>> begin

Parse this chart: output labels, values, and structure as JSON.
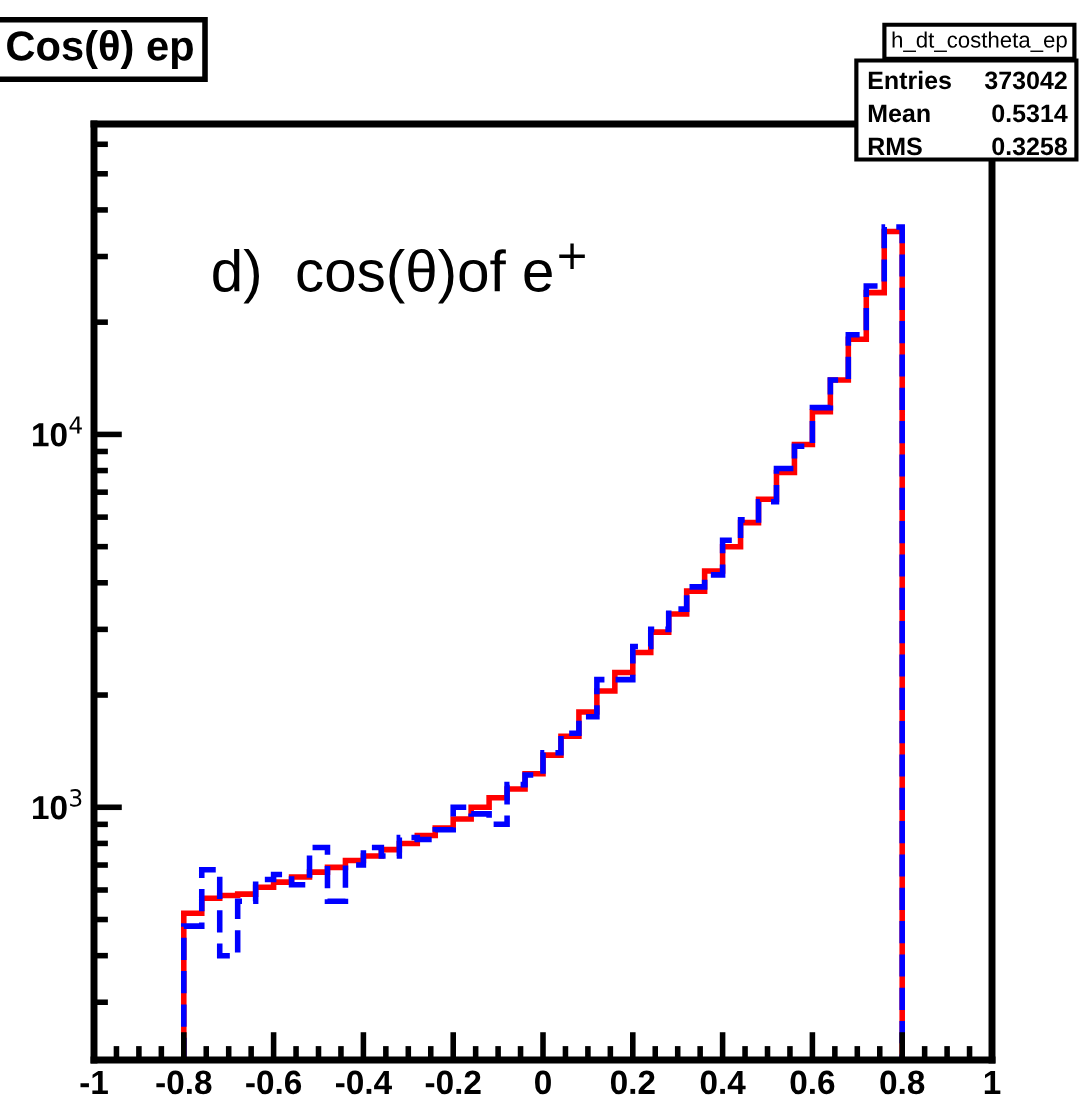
{
  "chart_data": {
    "type": "histogram",
    "title": "Cos(θ) ep",
    "annotations": [
      "h_dt_costheta_ep",
      "Entries 373042",
      "Mean 0.5314",
      "RMS 0.3258",
      "d)  cos(θ)of e$^{+}$"
    ],
    "bins": [
      -0.8,
      -0.76,
      -0.72,
      -0.68,
      -0.64,
      -0.6,
      -0.56,
      -0.52,
      -0.48,
      -0.44,
      -0.4,
      -0.36,
      -0.32,
      -0.28,
      -0.24,
      -0.2,
      -0.16,
      -0.12,
      -0.08,
      -0.04,
      0,
      0.04,
      0.08,
      0.12,
      0.16,
      0.2,
      0.24,
      0.28,
      0.32,
      0.36,
      0.4,
      0.44,
      0.48,
      0.52,
      0.56,
      0.6,
      0.64,
      0.68,
      0.72,
      0.76,
      0.8
    ],
    "series": [
      {
        "color": "#ff0000",
        "line_style": "solid",
        "values": [
          520,
          570,
          580,
          585,
          610,
          630,
          650,
          670,
          690,
          720,
          740,
          770,
          800,
          840,
          880,
          930,
          1000,
          1060,
          1120,
          1230,
          1380,
          1550,
          1800,
          2050,
          2300,
          2600,
          2950,
          3300,
          3800,
          4300,
          5000,
          5800,
          6700,
          7900,
          9400,
          11500,
          14000,
          18000,
          24000,
          35000
        ]
      },
      {
        "color": "#0000ff",
        "line_style": "dashed",
        "values": [
          480,
          680,
          400,
          560,
          640,
          660,
          620,
          780,
          560,
          700,
          780,
          740,
          830,
          820,
          870,
          1000,
          960,
          900,
          1150,
          1220,
          1400,
          1580,
          1750,
          2200,
          2200,
          2700,
          3000,
          3400,
          3900,
          4200,
          5200,
          5900,
          6600,
          8100,
          9300,
          11800,
          14000,
          18500,
          25000,
          36000
        ]
      }
    ],
    "log": "y",
    "xlim": [
      -1,
      1
    ],
    "xticks": [
      -1,
      -0.8,
      -0.6,
      -0.4,
      -0.2,
      0,
      0.2,
      0.4,
      0.6,
      0.8,
      1
    ],
    "ylim": [
      210,
      68000
    ],
    "yticks": [
      {
        "value": 1000,
        "label": "10$^{3}$"
      },
      {
        "value": 10000,
        "label": "10$^{4}$"
      }
    ],
    "grid": false,
    "legend": false
  }
}
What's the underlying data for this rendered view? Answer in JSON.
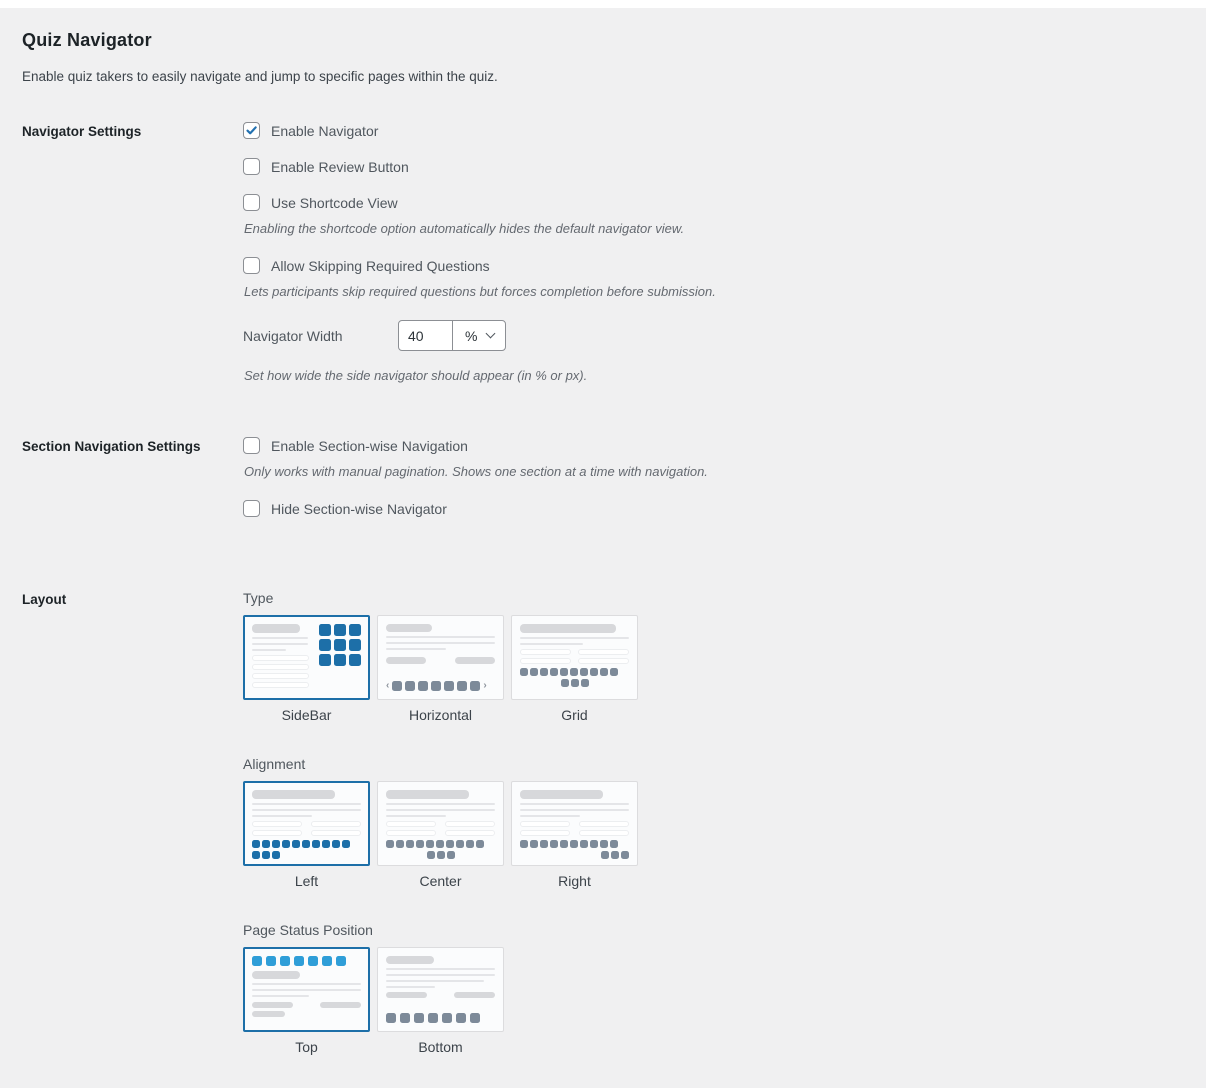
{
  "page": {
    "title": "Quiz Navigator",
    "subtitle": "Enable quiz takers to easily navigate and jump to specific pages within the quiz."
  },
  "sections": {
    "navigator": {
      "label": "Navigator Settings",
      "checkboxes": [
        {
          "label": "Enable Navigator",
          "checked": true
        },
        {
          "label": "Enable Review Button",
          "checked": false
        },
        {
          "label": "Use Shortcode View",
          "checked": false,
          "help": "Enabling the shortcode option automatically hides the default navigator view."
        },
        {
          "label": "Allow Skipping Required Questions",
          "checked": false,
          "help": "Lets participants skip required questions but forces completion before submission."
        }
      ],
      "width_field": {
        "label": "Navigator Width",
        "value": "40",
        "unit": "%",
        "help": "Set how wide the side navigator should appear (in % or px)."
      }
    },
    "section_nav": {
      "label": "Section Navigation Settings",
      "checkboxes": [
        {
          "label": "Enable Section-wise Navigation",
          "checked": false,
          "help": "Only works with manual pagination. Shows one section at a time with navigation."
        },
        {
          "label": "Hide Section-wise Navigator",
          "checked": false
        }
      ]
    },
    "layout": {
      "label": "Layout",
      "groups": [
        {
          "id": "type",
          "label": "Type",
          "options": [
            {
              "label": "SideBar",
              "thumb": "sidebar",
              "selected": true
            },
            {
              "label": "Horizontal",
              "thumb": "horizontal",
              "selected": false
            },
            {
              "label": "Grid",
              "thumb": "grid",
              "selected": false
            }
          ]
        },
        {
          "id": "alignment",
          "label": "Alignment",
          "options": [
            {
              "label": "Left",
              "thumb": "align-left",
              "selected": true
            },
            {
              "label": "Center",
              "thumb": "align-center",
              "selected": false
            },
            {
              "label": "Right",
              "thumb": "align-right",
              "selected": false
            }
          ]
        },
        {
          "id": "page_status_position",
          "label": "Page Status Position",
          "options": [
            {
              "label": "Top",
              "thumb": "status-top",
              "selected": true
            },
            {
              "label": "Bottom",
              "thumb": "status-bottom",
              "selected": false
            }
          ]
        }
      ]
    }
  },
  "icons": {
    "checkmark_icon": "check",
    "chevron_down_icon": "chevron-down",
    "prev_arrow": "‹",
    "next_arrow": "›"
  },
  "colors": {
    "accent": "#2271b1",
    "selected_border": "#1d6fa8",
    "dark_blue_square": "#1d6fa8",
    "light_blue_square": "#2f9ed8",
    "gray_square": "#7d8a99"
  }
}
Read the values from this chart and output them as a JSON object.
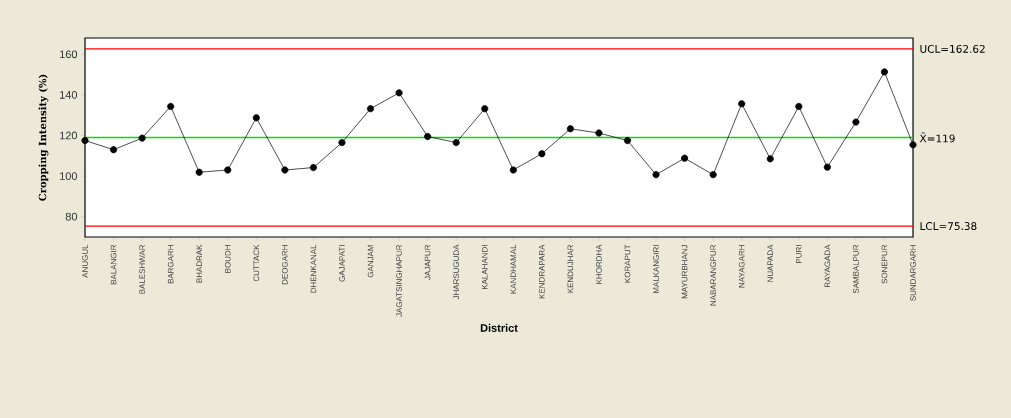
{
  "chart_data": {
    "type": "line",
    "xlabel": "District",
    "ylabel": "Cropping Intensity (%)",
    "categories": [
      "ANUGUL",
      "BALANGIR",
      "BALESHWAR",
      "BARGARH",
      "BHADRAK",
      "BOUDH",
      "CUTTACK",
      "DEOGARH",
      "DHENKANAL",
      "GAJAPATI",
      "GANJAM",
      "JAGATSINGHAPUR",
      "JAJAPUR",
      "JHARSUGUDA",
      "KALAHANDI",
      "KANDHAMAL",
      "KENDRAPARA",
      "KENDUJHAR",
      "KHORDHA",
      "KORAPUT",
      "MALKANGIRI",
      "MAYURBHANJ",
      "NABARANGPUR",
      "NAYAGARH",
      "NUAPADA",
      "PURI",
      "RAYAGADA",
      "SAMBALPUR",
      "SONEPUR",
      "SUNDARGARH"
    ],
    "values": [
      117.5,
      113,
      118.7,
      134.3,
      101.9,
      103,
      128.7,
      103,
      104.2,
      116.5,
      133.2,
      141,
      119.5,
      116.5,
      133.2,
      103,
      111,
      123.3,
      121.2,
      117.5,
      100.7,
      108.8,
      100.7,
      135.6,
      108.5,
      134.3,
      104.4,
      126.6,
      151.3,
      115.4
    ],
    "color": "#000000",
    "marker": "circle",
    "line_style": "solid",
    "grid": false,
    "ylim": [
      70,
      168
    ],
    "yticks": [
      80,
      100,
      120,
      140,
      160
    ],
    "ref_lines": [
      {
        "axis": "y",
        "value": 162.62,
        "label": "UCL=162.62",
        "color": "#ff0000"
      },
      {
        "axis": "y",
        "value": 119,
        "label": "X̄=119",
        "color": "#00e000"
      },
      {
        "axis": "y",
        "value": 75.38,
        "label": "LCL=75.38",
        "color": "#ff0000"
      }
    ]
  }
}
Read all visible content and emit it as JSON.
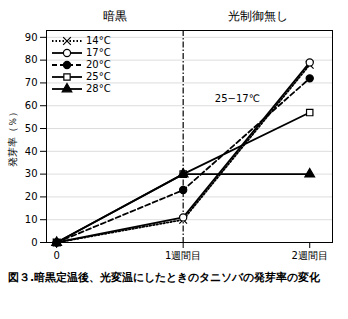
{
  "chart_data": {
    "type": "line",
    "ylabel": "発芽率（％）",
    "x": [
      0,
      1,
      2
    ],
    "xlim": [
      -0.08,
      2.18
    ],
    "xticks": [
      0,
      {
        "value": 1,
        "label": "1週間目"
      },
      {
        "value": 2,
        "label": "2週間目"
      }
    ],
    "ylim": [
      0,
      93
    ],
    "yticks": [
      0,
      10,
      20,
      30,
      40,
      50,
      60,
      70,
      80,
      90
    ],
    "grid": "y",
    "legend": "upper left",
    "series": [
      {
        "name": "14°C",
        "color": "#000000",
        "values": [
          0,
          10,
          78
        ],
        "marker": "x",
        "line_style": "dotted"
      },
      {
        "name": "17°C",
        "color": "#000000",
        "values": [
          0,
          11,
          79
        ],
        "marker": "circle_open",
        "line_style": "solid"
      },
      {
        "name": "20°C",
        "color": "#000000",
        "values": [
          0,
          23,
          72
        ],
        "marker": "circle",
        "line_style": "dashed"
      },
      {
        "name": "25°C",
        "color": "#000000",
        "values": [
          0,
          30,
          57
        ],
        "marker": "square_open",
        "line_style": "solid"
      },
      {
        "name": "28°C",
        "color": "#000000",
        "values": [
          0,
          30,
          30
        ],
        "marker": "triangle",
        "line_style": "solid"
      }
    ],
    "vline": {
      "x": 1,
      "color": "#000000",
      "line_style": "dashdot"
    },
    "region_labels": [
      "暗黒",
      "光制御無し"
    ],
    "annotations": [
      {
        "text": "25−17℃",
        "x": 1.25,
        "y": 63
      }
    ],
    "caption": [
      "図３.暗黒定温後、光変温にしたときのタニソバの発芽率の変化"
    ]
  }
}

>> end

▸ **EXERCISE OBJECTIVE**
Search the data for "marker". Copy every matching line.

▸ **PROBLEM SOLUTION**
    "marker": "circle",
        "marker": "x",
        "marker": "circle_open",
        "marker": "circle",
        "marker": "square_open",
        "marker": "triangle",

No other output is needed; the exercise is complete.